● **TASK OBJECTIVE**: Review the material and extract every line in which the word "stars" occurs.

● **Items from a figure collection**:
###

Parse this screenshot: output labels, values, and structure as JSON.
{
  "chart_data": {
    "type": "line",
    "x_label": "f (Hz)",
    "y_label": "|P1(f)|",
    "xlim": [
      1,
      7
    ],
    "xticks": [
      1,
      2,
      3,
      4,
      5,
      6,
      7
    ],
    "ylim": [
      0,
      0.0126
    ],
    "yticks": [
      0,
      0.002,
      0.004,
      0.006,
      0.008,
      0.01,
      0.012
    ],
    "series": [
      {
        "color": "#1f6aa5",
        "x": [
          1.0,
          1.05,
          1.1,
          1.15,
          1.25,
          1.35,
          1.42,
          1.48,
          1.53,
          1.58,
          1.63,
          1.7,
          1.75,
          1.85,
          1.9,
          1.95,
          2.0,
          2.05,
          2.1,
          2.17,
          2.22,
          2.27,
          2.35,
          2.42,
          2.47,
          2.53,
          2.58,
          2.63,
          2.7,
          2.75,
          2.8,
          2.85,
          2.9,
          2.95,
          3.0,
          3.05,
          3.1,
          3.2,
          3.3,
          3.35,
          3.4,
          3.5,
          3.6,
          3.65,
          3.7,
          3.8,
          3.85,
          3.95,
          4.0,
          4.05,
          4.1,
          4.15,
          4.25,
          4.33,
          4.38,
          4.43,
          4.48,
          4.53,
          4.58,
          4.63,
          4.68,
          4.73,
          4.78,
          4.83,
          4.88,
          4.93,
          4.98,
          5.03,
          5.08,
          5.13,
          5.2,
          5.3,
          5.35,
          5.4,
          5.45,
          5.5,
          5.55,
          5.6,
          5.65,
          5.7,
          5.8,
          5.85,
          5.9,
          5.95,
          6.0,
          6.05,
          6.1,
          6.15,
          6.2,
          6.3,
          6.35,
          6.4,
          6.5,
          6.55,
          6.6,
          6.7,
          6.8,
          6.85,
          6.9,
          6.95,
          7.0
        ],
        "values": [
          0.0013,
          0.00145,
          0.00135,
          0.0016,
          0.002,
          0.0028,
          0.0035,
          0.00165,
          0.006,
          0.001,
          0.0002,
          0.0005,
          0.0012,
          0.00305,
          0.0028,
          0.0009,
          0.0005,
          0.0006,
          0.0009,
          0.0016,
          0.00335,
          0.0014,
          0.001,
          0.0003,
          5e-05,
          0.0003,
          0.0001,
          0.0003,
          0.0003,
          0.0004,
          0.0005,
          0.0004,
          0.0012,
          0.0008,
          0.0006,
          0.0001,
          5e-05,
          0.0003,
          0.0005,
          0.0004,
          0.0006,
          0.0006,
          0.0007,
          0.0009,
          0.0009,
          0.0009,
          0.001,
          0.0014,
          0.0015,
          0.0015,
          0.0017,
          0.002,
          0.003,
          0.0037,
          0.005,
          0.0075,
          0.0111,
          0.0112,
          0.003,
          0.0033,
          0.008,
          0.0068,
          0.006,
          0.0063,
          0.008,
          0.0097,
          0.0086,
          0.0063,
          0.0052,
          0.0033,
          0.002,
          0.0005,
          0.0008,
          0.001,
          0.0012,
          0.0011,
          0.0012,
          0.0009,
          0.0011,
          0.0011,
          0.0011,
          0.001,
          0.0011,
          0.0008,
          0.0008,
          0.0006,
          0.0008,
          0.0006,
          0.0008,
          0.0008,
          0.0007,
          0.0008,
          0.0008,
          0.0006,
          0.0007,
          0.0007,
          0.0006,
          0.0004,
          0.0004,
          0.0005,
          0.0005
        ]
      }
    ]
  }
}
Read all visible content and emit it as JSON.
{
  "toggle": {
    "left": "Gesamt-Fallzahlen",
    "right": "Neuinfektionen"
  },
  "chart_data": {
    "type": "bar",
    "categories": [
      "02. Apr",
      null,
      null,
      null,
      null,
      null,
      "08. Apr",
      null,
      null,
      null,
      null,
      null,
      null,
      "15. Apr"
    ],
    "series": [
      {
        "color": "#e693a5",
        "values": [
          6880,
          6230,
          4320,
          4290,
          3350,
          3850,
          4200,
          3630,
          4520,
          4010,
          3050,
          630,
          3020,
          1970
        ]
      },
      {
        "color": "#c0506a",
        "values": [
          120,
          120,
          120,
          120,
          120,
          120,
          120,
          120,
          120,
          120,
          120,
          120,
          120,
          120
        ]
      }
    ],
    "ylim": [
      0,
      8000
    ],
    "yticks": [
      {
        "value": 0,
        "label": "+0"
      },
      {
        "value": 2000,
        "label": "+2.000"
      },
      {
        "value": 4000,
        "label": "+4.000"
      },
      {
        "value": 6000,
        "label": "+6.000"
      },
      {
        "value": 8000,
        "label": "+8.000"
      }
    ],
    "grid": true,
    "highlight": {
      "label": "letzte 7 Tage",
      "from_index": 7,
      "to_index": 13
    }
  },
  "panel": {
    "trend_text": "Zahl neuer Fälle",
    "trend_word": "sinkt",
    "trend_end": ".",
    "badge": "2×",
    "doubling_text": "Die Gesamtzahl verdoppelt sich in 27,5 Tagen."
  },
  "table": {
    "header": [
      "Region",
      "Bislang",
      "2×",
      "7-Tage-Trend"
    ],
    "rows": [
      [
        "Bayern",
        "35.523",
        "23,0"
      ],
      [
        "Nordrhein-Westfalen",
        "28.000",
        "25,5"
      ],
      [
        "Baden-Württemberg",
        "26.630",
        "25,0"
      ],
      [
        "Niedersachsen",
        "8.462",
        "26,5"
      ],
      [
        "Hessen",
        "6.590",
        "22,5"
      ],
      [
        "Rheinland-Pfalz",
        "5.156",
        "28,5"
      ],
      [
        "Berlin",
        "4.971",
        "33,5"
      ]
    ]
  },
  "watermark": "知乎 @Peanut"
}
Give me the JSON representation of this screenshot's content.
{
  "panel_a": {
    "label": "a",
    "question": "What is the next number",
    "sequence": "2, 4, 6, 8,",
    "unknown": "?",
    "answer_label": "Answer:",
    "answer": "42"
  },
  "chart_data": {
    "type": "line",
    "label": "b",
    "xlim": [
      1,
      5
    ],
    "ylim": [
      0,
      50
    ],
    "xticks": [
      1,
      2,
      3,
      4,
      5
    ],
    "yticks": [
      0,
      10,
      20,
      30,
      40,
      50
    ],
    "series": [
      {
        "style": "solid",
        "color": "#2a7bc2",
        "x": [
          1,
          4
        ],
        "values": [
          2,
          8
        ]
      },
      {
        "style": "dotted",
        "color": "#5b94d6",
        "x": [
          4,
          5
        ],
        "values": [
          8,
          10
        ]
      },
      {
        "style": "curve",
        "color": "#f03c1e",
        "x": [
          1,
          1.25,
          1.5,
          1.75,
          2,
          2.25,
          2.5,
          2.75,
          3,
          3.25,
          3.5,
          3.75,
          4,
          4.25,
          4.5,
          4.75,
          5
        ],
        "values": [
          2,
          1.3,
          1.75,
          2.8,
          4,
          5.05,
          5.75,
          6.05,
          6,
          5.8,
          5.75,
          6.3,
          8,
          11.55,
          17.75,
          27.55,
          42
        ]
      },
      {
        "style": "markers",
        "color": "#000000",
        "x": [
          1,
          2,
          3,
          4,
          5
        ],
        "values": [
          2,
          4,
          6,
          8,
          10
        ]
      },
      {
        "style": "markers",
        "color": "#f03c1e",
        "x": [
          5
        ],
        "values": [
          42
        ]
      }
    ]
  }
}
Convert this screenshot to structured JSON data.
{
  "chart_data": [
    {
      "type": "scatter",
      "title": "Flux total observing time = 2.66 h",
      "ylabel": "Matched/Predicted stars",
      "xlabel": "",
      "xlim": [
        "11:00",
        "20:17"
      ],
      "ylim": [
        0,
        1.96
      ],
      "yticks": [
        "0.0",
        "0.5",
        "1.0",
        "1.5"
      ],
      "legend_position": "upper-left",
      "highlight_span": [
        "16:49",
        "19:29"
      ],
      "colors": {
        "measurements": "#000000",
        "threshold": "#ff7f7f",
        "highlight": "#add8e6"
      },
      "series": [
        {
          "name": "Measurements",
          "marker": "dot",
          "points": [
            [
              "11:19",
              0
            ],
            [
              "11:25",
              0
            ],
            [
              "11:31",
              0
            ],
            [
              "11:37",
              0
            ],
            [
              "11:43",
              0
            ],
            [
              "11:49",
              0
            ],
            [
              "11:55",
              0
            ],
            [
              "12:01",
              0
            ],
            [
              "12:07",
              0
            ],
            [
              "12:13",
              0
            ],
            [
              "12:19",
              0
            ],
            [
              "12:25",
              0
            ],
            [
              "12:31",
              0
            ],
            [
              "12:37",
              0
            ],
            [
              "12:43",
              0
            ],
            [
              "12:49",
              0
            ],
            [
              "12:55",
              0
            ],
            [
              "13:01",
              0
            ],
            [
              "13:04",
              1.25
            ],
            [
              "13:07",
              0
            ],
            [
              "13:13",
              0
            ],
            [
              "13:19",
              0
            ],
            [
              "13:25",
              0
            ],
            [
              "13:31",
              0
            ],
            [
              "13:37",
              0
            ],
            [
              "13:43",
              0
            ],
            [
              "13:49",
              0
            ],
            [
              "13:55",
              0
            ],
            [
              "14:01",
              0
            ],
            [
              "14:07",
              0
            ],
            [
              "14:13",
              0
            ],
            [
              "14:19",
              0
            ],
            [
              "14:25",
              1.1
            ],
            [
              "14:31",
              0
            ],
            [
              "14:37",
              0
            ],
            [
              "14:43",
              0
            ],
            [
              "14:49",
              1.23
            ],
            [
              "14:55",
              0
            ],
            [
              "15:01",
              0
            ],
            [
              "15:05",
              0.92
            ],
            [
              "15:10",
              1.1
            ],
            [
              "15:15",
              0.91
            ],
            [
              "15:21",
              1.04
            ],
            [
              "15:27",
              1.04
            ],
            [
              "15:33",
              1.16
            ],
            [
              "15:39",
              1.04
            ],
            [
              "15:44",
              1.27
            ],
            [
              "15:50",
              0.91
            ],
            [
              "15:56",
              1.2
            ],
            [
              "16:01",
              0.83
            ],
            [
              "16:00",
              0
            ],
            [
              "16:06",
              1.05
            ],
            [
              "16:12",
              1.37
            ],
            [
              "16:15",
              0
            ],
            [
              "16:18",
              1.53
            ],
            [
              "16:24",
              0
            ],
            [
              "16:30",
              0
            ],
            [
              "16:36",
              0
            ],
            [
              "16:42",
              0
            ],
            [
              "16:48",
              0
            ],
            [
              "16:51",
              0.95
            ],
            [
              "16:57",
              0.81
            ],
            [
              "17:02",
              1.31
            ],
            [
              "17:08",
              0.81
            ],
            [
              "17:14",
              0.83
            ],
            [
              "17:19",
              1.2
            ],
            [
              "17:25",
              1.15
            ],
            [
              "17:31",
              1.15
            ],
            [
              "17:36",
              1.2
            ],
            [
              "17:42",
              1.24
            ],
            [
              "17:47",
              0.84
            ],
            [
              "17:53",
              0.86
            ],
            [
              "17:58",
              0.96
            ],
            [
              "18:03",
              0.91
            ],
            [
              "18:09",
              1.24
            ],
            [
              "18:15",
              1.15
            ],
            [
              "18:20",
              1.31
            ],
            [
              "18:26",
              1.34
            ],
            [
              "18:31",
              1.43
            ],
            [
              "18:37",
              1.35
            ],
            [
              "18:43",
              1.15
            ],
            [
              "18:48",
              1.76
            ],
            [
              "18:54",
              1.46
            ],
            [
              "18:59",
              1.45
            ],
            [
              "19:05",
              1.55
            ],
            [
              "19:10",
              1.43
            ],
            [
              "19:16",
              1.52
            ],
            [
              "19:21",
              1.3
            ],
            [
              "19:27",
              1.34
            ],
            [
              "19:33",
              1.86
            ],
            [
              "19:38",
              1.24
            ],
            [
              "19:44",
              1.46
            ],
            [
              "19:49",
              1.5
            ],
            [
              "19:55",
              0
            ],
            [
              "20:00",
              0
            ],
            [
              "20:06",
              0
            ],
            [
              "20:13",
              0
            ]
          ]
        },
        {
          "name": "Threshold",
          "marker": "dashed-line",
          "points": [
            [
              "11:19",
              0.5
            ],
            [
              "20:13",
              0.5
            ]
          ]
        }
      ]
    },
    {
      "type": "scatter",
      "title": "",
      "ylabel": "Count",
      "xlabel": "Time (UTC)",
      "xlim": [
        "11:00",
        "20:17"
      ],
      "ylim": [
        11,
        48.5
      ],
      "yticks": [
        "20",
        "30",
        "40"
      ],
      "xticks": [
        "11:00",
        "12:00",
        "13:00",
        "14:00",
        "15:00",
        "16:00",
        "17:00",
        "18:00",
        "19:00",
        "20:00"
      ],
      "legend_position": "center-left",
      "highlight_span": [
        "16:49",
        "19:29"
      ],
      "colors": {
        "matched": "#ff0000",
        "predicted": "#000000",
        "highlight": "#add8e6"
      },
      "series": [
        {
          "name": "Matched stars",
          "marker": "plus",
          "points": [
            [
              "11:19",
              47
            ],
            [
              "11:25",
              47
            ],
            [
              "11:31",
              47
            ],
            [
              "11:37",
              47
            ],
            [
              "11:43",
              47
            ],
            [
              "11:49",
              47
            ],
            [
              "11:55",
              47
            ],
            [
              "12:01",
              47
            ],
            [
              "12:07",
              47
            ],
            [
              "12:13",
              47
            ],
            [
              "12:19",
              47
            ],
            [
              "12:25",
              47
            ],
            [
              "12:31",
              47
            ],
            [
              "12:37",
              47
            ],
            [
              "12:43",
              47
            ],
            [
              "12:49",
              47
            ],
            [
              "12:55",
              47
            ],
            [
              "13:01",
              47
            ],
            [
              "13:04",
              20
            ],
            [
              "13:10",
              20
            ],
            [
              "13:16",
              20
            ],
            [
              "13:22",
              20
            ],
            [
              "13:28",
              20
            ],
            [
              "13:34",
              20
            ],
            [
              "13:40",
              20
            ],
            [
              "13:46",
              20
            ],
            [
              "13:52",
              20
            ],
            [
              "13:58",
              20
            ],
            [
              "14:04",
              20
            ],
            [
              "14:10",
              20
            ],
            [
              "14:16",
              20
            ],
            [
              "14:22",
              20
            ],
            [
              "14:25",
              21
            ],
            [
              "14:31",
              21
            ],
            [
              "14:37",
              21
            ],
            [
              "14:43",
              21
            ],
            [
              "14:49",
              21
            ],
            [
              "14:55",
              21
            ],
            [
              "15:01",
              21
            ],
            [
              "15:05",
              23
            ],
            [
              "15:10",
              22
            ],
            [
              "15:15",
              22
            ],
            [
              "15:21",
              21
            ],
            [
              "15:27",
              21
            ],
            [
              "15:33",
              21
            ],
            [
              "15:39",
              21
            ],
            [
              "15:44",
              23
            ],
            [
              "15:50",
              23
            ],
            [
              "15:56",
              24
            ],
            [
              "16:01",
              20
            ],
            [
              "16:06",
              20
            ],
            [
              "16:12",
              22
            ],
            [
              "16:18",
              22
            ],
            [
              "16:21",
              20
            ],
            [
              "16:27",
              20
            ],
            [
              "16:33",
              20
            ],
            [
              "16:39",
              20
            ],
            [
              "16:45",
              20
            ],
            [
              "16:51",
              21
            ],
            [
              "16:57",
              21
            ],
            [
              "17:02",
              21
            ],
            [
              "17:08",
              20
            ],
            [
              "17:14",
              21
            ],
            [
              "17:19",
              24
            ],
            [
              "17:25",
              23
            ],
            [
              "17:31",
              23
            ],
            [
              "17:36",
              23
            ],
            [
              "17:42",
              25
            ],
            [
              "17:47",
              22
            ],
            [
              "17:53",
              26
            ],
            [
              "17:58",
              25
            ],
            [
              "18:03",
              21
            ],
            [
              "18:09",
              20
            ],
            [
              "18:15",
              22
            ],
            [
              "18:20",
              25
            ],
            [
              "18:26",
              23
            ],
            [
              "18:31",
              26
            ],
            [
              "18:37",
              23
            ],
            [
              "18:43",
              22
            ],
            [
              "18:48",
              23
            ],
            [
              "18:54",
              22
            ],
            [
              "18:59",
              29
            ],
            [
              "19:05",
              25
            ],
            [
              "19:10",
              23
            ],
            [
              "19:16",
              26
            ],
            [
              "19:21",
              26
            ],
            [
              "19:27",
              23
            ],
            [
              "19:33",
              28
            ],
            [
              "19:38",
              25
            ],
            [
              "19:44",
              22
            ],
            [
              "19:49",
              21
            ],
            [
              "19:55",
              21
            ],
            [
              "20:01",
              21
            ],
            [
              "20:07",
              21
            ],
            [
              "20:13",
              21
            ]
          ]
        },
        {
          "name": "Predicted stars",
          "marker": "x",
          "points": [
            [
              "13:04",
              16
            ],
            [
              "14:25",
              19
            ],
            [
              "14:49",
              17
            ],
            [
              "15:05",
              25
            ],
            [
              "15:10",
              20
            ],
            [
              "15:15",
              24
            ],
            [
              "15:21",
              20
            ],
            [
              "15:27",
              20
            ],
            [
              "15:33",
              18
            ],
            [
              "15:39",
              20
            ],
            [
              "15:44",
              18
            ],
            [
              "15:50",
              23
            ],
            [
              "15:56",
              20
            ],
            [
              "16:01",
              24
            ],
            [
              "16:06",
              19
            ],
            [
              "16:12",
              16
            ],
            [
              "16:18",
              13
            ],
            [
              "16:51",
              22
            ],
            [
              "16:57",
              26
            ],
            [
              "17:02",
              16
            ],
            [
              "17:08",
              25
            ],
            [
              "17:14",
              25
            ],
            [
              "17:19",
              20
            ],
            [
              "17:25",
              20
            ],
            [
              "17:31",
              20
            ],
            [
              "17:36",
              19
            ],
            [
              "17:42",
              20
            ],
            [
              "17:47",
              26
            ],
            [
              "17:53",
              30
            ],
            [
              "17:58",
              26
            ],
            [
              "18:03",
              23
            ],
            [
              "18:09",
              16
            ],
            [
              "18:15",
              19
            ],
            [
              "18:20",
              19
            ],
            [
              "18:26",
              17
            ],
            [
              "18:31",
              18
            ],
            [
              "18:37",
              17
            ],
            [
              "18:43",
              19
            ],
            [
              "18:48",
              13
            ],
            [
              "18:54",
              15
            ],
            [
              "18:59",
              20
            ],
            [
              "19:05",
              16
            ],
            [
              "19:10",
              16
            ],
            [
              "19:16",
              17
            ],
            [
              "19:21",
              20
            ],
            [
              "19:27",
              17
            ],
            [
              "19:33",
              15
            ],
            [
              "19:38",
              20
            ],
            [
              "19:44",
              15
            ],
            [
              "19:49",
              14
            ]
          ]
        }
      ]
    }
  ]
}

###

● **PROBLEM SOLUTION**:
      "ylabel": "Matched/Predicted stars",
          "name": "Matched stars",
          "name": "Predicted stars",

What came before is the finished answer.